RECORDS SUPPLIED:
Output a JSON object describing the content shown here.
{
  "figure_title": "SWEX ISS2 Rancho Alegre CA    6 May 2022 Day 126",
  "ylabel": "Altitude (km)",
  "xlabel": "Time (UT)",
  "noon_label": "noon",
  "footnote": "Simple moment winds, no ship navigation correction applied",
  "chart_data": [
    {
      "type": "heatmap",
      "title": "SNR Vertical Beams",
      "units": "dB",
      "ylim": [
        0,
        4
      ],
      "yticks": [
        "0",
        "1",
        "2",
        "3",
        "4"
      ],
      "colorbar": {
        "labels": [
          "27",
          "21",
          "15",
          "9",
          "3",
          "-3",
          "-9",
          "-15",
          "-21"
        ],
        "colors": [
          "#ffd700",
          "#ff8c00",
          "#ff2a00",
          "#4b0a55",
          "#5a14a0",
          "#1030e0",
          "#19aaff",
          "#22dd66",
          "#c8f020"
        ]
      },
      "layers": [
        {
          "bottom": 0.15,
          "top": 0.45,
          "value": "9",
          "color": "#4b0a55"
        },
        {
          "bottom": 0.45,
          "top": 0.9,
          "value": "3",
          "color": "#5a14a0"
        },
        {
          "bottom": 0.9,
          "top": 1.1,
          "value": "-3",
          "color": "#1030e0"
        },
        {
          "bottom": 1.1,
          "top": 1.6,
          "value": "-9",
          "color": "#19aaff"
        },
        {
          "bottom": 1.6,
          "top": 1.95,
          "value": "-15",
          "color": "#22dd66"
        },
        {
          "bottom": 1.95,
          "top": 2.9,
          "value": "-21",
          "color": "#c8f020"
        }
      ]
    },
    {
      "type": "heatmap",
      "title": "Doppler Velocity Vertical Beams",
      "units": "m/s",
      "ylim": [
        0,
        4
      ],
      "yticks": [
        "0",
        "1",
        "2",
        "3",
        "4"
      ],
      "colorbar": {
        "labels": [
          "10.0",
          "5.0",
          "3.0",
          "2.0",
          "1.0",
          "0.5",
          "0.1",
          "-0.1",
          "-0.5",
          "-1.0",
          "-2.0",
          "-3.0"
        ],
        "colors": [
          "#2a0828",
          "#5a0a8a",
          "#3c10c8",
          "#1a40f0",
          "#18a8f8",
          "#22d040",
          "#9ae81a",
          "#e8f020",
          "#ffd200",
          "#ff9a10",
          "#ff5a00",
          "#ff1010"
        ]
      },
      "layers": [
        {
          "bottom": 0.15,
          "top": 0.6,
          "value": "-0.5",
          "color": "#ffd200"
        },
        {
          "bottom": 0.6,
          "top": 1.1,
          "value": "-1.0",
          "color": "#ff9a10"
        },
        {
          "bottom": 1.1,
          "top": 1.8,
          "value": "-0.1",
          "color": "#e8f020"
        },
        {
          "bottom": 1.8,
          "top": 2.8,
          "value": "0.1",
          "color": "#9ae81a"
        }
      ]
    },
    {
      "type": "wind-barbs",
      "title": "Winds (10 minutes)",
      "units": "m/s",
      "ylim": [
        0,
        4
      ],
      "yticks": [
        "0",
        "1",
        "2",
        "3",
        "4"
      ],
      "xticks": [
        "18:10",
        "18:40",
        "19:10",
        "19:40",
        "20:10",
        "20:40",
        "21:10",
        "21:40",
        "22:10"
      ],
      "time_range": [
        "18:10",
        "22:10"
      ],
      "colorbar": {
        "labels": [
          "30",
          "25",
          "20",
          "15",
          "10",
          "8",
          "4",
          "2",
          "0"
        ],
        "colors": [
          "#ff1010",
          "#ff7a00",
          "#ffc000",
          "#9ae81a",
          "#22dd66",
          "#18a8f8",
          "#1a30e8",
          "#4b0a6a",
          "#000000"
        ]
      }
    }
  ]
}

INSTRUCTION: Return the full listing, character for character.

RESPONSE TO THE TASK:
Output a JSON object describing the content shown here.
{
  "figure_title": "SWEX ISS2 Rancho Alegre CA    6 May 2022 Day 126",
  "ylabel": "Altitude (km)",
  "xlabel": "Time (UT)",
  "noon_label": "noon",
  "footnote": "Simple moment winds, no ship navigation correction applied",
  "chart_data": [
    {
      "type": "heatmap",
      "title": "SNR Vertical Beams",
      "units": "dB",
      "ylim": [
        0,
        4
      ],
      "yticks": [
        "0",
        "1",
        "2",
        "3",
        "4"
      ],
      "colorbar": {
        "labels": [
          "27",
          "21",
          "15",
          "9",
          "3",
          "-3",
          "-9",
          "-15",
          "-21"
        ],
        "colors": [
          "#ffd700",
          "#ff8c00",
          "#ff2a00",
          "#4b0a55",
          "#5a14a0",
          "#1030e0",
          "#19aaff",
          "#22dd66",
          "#c8f020"
        ]
      },
      "layers": [
        {
          "bottom": 0.15,
          "top": 0.45,
          "value": "9",
          "color": "#4b0a55"
        },
        {
          "bottom": 0.45,
          "top": 0.9,
          "value": "3",
          "color": "#5a14a0"
        },
        {
          "bottom": 0.9,
          "top": 1.1,
          "value": "-3",
          "color": "#1030e0"
        },
        {
          "bottom": 1.1,
          "top": 1.6,
          "value": "-9",
          "color": "#19aaff"
        },
        {
          "bottom": 1.6,
          "top": 1.95,
          "value": "-15",
          "color": "#22dd66"
        },
        {
          "bottom": 1.95,
          "top": 2.9,
          "value": "-21",
          "color": "#c8f020"
        }
      ]
    },
    {
      "type": "heatmap",
      "title": "Doppler Velocity Vertical Beams",
      "units": "m/s",
      "ylim": [
        0,
        4
      ],
      "yticks": [
        "0",
        "1",
        "2",
        "3",
        "4"
      ],
      "colorbar": {
        "labels": [
          "10.0",
          "5.0",
          "3.0",
          "2.0",
          "1.0",
          "0.5",
          "0.1",
          "-0.1",
          "-0.5",
          "-1.0",
          "-2.0",
          "-3.0"
        ],
        "colors": [
          "#2a0828",
          "#5a0a8a",
          "#3c10c8",
          "#1a40f0",
          "#18a8f8",
          "#22d040",
          "#9ae81a",
          "#e8f020",
          "#ffd200",
          "#ff9a10",
          "#ff5a00",
          "#ff1010"
        ]
      },
      "layers": [
        {
          "bottom": 0.15,
          "top": 0.6,
          "value": "-0.5",
          "color": "#ffd200"
        },
        {
          "bottom": 0.6,
          "top": 1.1,
          "value": "-1.0",
          "color": "#ff9a10"
        },
        {
          "bottom": 1.1,
          "top": 1.8,
          "value": "-0.1",
          "color": "#e8f020"
        },
        {
          "bottom": 1.8,
          "top": 2.8,
          "value": "0.1",
          "color": "#9ae81a"
        }
      ]
    },
    {
      "type": "wind-barbs",
      "title": "Winds (10 minutes)",
      "units": "m/s",
      "ylim": [
        0,
        4
      ],
      "yticks": [
        "0",
        "1",
        "2",
        "3",
        "4"
      ],
      "xticks": [
        "18:10",
        "18:40",
        "19:10",
        "19:40",
        "20:10",
        "20:40",
        "21:10",
        "21:40",
        "22:10"
      ],
      "time_range": [
        "18:10",
        "22:10"
      ],
      "colorbar": {
        "labels": [
          "30",
          "25",
          "20",
          "15",
          "10",
          "8",
          "4",
          "2",
          "0"
        ],
        "colors": [
          "#ff1010",
          "#ff7a00",
          "#ffc000",
          "#9ae81a",
          "#22dd66",
          "#18a8f8",
          "#1a30e8",
          "#4b0a6a",
          "#000000"
        ]
      }
    }
  ]
}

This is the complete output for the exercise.